» **Task prompt**
In full and without alteration, repeat the material.

-- START OF Data extract --

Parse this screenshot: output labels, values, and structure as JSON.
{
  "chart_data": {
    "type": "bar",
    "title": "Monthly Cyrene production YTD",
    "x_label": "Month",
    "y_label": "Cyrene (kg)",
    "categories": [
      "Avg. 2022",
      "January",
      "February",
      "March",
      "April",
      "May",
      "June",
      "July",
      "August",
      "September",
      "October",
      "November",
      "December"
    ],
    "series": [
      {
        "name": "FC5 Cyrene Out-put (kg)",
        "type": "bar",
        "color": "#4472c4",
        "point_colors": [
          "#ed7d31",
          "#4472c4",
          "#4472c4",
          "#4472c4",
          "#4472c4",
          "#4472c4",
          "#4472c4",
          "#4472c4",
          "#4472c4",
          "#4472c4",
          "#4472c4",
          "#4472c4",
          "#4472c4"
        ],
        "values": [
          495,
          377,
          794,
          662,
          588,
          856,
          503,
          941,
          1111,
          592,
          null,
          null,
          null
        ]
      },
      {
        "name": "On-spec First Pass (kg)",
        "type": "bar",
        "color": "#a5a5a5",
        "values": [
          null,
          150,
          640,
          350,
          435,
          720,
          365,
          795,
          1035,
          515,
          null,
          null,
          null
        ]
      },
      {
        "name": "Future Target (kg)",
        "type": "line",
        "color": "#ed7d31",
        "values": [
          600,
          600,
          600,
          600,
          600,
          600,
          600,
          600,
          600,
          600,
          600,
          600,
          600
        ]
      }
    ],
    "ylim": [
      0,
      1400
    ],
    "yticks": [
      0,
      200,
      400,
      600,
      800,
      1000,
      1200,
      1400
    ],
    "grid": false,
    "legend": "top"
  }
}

-- END OF Data extract --

» **Written solution**
Parse this screenshot: output labels, values, and structure as JSON.
{
  "chart_data": {
    "type": "bar",
    "title": "Monthly Cyrene production YTD",
    "x_label": "Month",
    "y_label": "Cyrene (kg)",
    "categories": [
      "Avg. 2022",
      "January",
      "February",
      "March",
      "April",
      "May",
      "June",
      "July",
      "August",
      "September",
      "October",
      "November",
      "December"
    ],
    "series": [
      {
        "name": "FC5 Cyrene Out-put (kg)",
        "type": "bar",
        "color": "#4472c4",
        "point_colors": [
          "#ed7d31",
          "#4472c4",
          "#4472c4",
          "#4472c4",
          "#4472c4",
          "#4472c4",
          "#4472c4",
          "#4472c4",
          "#4472c4",
          "#4472c4",
          "#4472c4",
          "#4472c4",
          "#4472c4"
        ],
        "values": [
          495,
          377,
          794,
          662,
          588,
          856,
          503,
          941,
          1111,
          592,
          null,
          null,
          null
        ]
      },
      {
        "name": "On-spec First Pass (kg)",
        "type": "bar",
        "color": "#a5a5a5",
        "values": [
          null,
          150,
          640,
          350,
          435,
          720,
          365,
          795,
          1035,
          515,
          null,
          null,
          null
        ]
      },
      {
        "name": "Future Target (kg)",
        "type": "line",
        "color": "#ed7d31",
        "values": [
          600,
          600,
          600,
          600,
          600,
          600,
          600,
          600,
          600,
          600,
          600,
          600,
          600
        ]
      }
    ],
    "ylim": [
      0,
      1400
    ],
    "yticks": [
      0,
      200,
      400,
      600,
      800,
      1000,
      1200,
      1400
    ],
    "grid": false,
    "legend": "top"
  }
}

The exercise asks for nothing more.